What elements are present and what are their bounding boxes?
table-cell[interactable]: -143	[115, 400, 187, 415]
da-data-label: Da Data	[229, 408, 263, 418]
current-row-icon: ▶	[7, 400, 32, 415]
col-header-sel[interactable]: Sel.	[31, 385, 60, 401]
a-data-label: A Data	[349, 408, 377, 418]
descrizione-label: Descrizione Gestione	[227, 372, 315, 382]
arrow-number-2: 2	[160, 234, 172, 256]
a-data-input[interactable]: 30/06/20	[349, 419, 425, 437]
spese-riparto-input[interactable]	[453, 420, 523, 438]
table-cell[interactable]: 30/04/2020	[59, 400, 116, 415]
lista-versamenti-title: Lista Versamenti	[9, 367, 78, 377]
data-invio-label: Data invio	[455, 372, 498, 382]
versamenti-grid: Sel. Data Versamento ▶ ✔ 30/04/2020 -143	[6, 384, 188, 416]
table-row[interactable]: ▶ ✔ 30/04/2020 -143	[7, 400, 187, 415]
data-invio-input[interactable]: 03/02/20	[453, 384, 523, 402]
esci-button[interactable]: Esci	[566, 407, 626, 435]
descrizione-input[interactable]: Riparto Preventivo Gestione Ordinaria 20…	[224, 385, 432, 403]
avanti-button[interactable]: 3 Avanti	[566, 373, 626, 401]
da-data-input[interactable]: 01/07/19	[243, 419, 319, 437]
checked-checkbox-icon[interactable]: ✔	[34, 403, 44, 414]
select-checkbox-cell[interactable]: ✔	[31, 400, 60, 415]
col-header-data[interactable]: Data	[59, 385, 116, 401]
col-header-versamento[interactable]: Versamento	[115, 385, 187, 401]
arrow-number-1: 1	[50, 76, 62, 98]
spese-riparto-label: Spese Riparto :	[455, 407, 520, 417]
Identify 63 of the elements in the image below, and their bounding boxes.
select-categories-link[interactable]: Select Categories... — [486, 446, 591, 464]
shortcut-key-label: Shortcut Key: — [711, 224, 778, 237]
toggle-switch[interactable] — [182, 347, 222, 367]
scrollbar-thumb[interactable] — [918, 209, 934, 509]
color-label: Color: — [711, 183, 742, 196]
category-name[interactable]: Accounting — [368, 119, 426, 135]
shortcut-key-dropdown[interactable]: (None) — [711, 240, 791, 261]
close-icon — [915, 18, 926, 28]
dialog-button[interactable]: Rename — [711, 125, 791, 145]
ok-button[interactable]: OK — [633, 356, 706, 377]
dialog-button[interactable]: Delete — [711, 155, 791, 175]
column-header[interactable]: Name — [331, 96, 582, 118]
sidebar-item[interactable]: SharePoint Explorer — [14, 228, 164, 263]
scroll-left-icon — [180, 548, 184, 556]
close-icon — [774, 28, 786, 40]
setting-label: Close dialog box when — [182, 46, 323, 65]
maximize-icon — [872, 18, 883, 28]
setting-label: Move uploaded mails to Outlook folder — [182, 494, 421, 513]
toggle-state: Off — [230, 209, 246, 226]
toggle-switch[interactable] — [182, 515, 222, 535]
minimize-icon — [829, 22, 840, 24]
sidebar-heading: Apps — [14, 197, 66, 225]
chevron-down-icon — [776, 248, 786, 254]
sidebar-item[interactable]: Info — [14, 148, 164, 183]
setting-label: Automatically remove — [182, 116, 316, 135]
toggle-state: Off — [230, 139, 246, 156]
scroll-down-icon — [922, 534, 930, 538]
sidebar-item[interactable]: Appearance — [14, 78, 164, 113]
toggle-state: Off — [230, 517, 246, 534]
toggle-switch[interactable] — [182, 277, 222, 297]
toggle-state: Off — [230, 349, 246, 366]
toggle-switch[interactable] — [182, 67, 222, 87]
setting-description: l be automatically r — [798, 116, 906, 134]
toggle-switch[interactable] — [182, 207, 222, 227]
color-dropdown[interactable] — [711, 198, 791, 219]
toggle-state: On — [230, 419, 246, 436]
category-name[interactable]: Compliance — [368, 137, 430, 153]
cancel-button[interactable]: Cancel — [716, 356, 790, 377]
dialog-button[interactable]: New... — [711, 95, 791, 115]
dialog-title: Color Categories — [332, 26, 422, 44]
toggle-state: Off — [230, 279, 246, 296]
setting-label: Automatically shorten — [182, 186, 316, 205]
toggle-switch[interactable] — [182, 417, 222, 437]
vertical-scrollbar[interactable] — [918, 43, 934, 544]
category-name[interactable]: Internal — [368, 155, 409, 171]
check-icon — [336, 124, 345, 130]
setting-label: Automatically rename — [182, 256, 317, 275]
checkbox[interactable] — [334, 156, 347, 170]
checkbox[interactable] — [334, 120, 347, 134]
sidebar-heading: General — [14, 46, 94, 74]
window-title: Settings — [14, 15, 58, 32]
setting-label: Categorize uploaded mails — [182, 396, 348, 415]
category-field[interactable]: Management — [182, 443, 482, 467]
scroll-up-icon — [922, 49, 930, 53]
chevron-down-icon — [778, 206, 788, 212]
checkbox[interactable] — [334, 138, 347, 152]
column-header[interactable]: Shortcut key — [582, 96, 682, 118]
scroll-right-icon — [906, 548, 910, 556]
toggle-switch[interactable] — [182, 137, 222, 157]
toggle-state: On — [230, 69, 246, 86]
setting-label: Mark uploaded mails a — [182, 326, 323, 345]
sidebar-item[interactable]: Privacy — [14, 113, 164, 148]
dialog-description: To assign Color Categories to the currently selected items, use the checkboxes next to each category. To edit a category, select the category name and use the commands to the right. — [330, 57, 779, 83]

........

PROBLEM TO SOLVE:
Count the lines in the records above that contain the string "input", matching case exactly, and give only the number.

ANSWER FOR THE TASK:
5